+++ Dataset content

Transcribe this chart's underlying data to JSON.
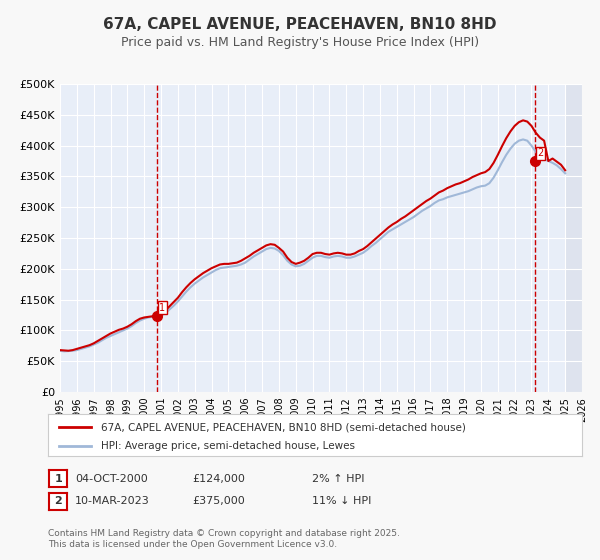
{
  "title": "67A, CAPEL AVENUE, PEACEHAVEN, BN10 8HD",
  "subtitle": "Price paid vs. HM Land Registry's House Price Index (HPI)",
  "xlabel": "",
  "ylabel": "",
  "ylim": [
    0,
    500000
  ],
  "xlim": [
    1995,
    2026
  ],
  "yticks": [
    0,
    50000,
    100000,
    150000,
    200000,
    250000,
    300000,
    350000,
    400000,
    450000,
    500000
  ],
  "ytick_labels": [
    "£0",
    "£50K",
    "£100K",
    "£150K",
    "£200K",
    "£250K",
    "£300K",
    "£350K",
    "£400K",
    "£450K",
    "£500K"
  ],
  "xticks": [
    1995,
    1996,
    1997,
    1998,
    1999,
    2000,
    2001,
    2002,
    2003,
    2004,
    2005,
    2006,
    2007,
    2008,
    2009,
    2010,
    2011,
    2012,
    2013,
    2014,
    2015,
    2016,
    2017,
    2018,
    2019,
    2020,
    2021,
    2022,
    2023,
    2024,
    2025,
    2026
  ],
  "bg_color": "#f0f4fa",
  "plot_bg_color": "#e8eef8",
  "grid_color": "#ffffff",
  "line_color_hpi": "#a0b8d8",
  "line_color_property": "#cc0000",
  "marker_color": "#cc0000",
  "sale1_x": 2000.75,
  "sale1_y": 124000,
  "sale1_label": "1",
  "sale2_x": 2023.19,
  "sale2_y": 375000,
  "sale2_label": "2",
  "vline1_x": 2000.75,
  "vline2_x": 2023.19,
  "vline_color": "#cc0000",
  "legend_label1": "67A, CAPEL AVENUE, PEACEHAVEN, BN10 8HD (semi-detached house)",
  "legend_label2": "HPI: Average price, semi-detached house, Lewes",
  "annotation1_num": "1",
  "annotation1_date": "04-OCT-2000",
  "annotation1_price": "£124,000",
  "annotation1_hpi": "2% ↑ HPI",
  "annotation2_num": "2",
  "annotation2_date": "10-MAR-2023",
  "annotation2_price": "£375,000",
  "annotation2_hpi": "11% ↓ HPI",
  "footer": "Contains HM Land Registry data © Crown copyright and database right 2025.\nThis data is licensed under the Open Government Licence v3.0.",
  "hpi_data_x": [
    1995.0,
    1995.25,
    1995.5,
    1995.75,
    1996.0,
    1996.25,
    1996.5,
    1996.75,
    1997.0,
    1997.25,
    1997.5,
    1997.75,
    1998.0,
    1998.25,
    1998.5,
    1998.75,
    1999.0,
    1999.25,
    1999.5,
    1999.75,
    2000.0,
    2000.25,
    2000.5,
    2000.75,
    2001.0,
    2001.25,
    2001.5,
    2001.75,
    2002.0,
    2002.25,
    2002.5,
    2002.75,
    2003.0,
    2003.25,
    2003.5,
    2003.75,
    2004.0,
    2004.25,
    2004.5,
    2004.75,
    2005.0,
    2005.25,
    2005.5,
    2005.75,
    2006.0,
    2006.25,
    2006.5,
    2006.75,
    2007.0,
    2007.25,
    2007.5,
    2007.75,
    2008.0,
    2008.25,
    2008.5,
    2008.75,
    2009.0,
    2009.25,
    2009.5,
    2009.75,
    2010.0,
    2010.25,
    2010.5,
    2010.75,
    2011.0,
    2011.25,
    2011.5,
    2011.75,
    2012.0,
    2012.25,
    2012.5,
    2012.75,
    2013.0,
    2013.25,
    2013.5,
    2013.75,
    2014.0,
    2014.25,
    2014.5,
    2014.75,
    2015.0,
    2015.25,
    2015.5,
    2015.75,
    2016.0,
    2016.25,
    2016.5,
    2016.75,
    2017.0,
    2017.25,
    2017.5,
    2017.75,
    2018.0,
    2018.25,
    2018.5,
    2018.75,
    2019.0,
    2019.25,
    2019.5,
    2019.75,
    2020.0,
    2020.25,
    2020.5,
    2020.75,
    2021.0,
    2021.25,
    2021.5,
    2021.75,
    2022.0,
    2022.25,
    2022.5,
    2022.75,
    2023.0,
    2023.25,
    2023.5,
    2023.75,
    2024.0,
    2024.25,
    2024.5,
    2024.75,
    2025.0
  ],
  "hpi_data_y": [
    67000,
    66000,
    66500,
    67000,
    68000,
    70000,
    72000,
    74000,
    77000,
    80000,
    84000,
    88000,
    91000,
    94000,
    97000,
    100000,
    103000,
    107000,
    112000,
    116000,
    119000,
    121000,
    122000,
    122500,
    124000,
    128000,
    134000,
    140000,
    147000,
    155000,
    163000,
    170000,
    176000,
    181000,
    186000,
    190000,
    194000,
    198000,
    201000,
    202000,
    203000,
    204000,
    205000,
    207000,
    210000,
    215000,
    220000,
    224000,
    228000,
    232000,
    234000,
    233000,
    229000,
    222000,
    213000,
    207000,
    204000,
    205000,
    208000,
    213000,
    218000,
    221000,
    221000,
    219000,
    218000,
    220000,
    221000,
    220000,
    218000,
    218000,
    220000,
    223000,
    226000,
    231000,
    237000,
    242000,
    248000,
    254000,
    260000,
    264000,
    268000,
    272000,
    276000,
    280000,
    284000,
    289000,
    294000,
    298000,
    302000,
    307000,
    311000,
    313000,
    316000,
    318000,
    320000,
    322000,
    324000,
    326000,
    329000,
    332000,
    334000,
    335000,
    339000,
    348000,
    360000,
    373000,
    385000,
    395000,
    403000,
    408000,
    410000,
    408000,
    400000,
    390000,
    382000,
    378000,
    375000,
    372000,
    368000,
    362000,
    355000
  ],
  "property_data_x": [
    1995.0,
    1995.25,
    1995.5,
    1995.75,
    1996.0,
    1996.25,
    1996.5,
    1996.75,
    1997.0,
    1997.25,
    1997.5,
    1997.75,
    1998.0,
    1998.25,
    1998.5,
    1998.75,
    1999.0,
    1999.25,
    1999.5,
    1999.75,
    2000.0,
    2000.25,
    2000.5,
    2000.75,
    2001.0,
    2001.25,
    2001.5,
    2001.75,
    2002.0,
    2002.25,
    2002.5,
    2002.75,
    2003.0,
    2003.25,
    2003.5,
    2003.75,
    2004.0,
    2004.25,
    2004.5,
    2004.75,
    2005.0,
    2005.25,
    2005.5,
    2005.75,
    2006.0,
    2006.25,
    2006.5,
    2006.75,
    2007.0,
    2007.25,
    2007.5,
    2007.75,
    2008.0,
    2008.25,
    2008.5,
    2008.75,
    2009.0,
    2009.25,
    2009.5,
    2009.75,
    2010.0,
    2010.25,
    2010.5,
    2010.75,
    2011.0,
    2011.25,
    2011.5,
    2011.75,
    2012.0,
    2012.25,
    2012.5,
    2012.75,
    2013.0,
    2013.25,
    2013.5,
    2013.75,
    2014.0,
    2014.25,
    2014.5,
    2014.75,
    2015.0,
    2015.25,
    2015.5,
    2015.75,
    2016.0,
    2016.25,
    2016.5,
    2016.75,
    2017.0,
    2017.25,
    2017.5,
    2017.75,
    2018.0,
    2018.25,
    2018.5,
    2018.75,
    2019.0,
    2019.25,
    2019.5,
    2019.75,
    2020.0,
    2020.25,
    2020.5,
    2020.75,
    2021.0,
    2021.25,
    2021.5,
    2021.75,
    2022.0,
    2022.25,
    2022.5,
    2022.75,
    2023.0,
    2023.25,
    2023.5,
    2023.75,
    2024.0,
    2024.25,
    2024.5,
    2024.75,
    2025.0
  ],
  "property_data_y": [
    68000,
    67500,
    67000,
    68000,
    70000,
    72000,
    74000,
    76000,
    79000,
    83000,
    87000,
    91000,
    95000,
    98000,
    101000,
    103000,
    106000,
    110000,
    115000,
    119000,
    121000,
    122000,
    123000,
    124000,
    126000,
    132000,
    139000,
    146000,
    153000,
    162000,
    170000,
    177000,
    183000,
    188000,
    193000,
    197000,
    201000,
    204000,
    207000,
    208000,
    208000,
    209000,
    210000,
    213000,
    217000,
    221000,
    226000,
    230000,
    234000,
    238000,
    240000,
    239000,
    234000,
    228000,
    218000,
    211000,
    208000,
    210000,
    213000,
    218000,
    224000,
    226000,
    226000,
    224000,
    223000,
    225000,
    226000,
    225000,
    223000,
    223000,
    225000,
    229000,
    232000,
    237000,
    243000,
    249000,
    255000,
    261000,
    267000,
    272000,
    276000,
    281000,
    285000,
    290000,
    295000,
    300000,
    305000,
    310000,
    314000,
    319000,
    324000,
    327000,
    331000,
    334000,
    337000,
    339000,
    342000,
    345000,
    349000,
    352000,
    355000,
    357000,
    362000,
    372000,
    385000,
    399000,
    412000,
    423000,
    432000,
    438000,
    441000,
    439000,
    432000,
    421000,
    413000,
    408000,
    375000,
    379000,
    374000,
    369000,
    360000
  ]
}
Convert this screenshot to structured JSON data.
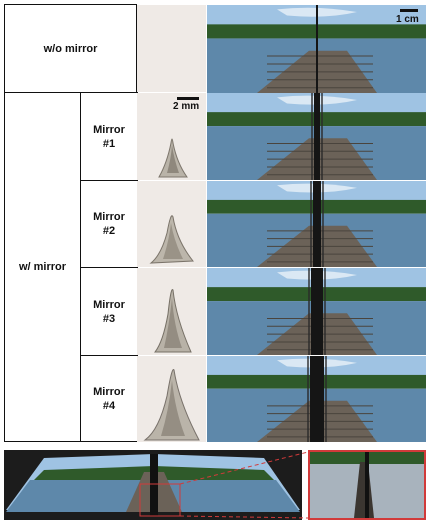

++++++

Provide the number of lines in the entries that include "detached", and no other text.

2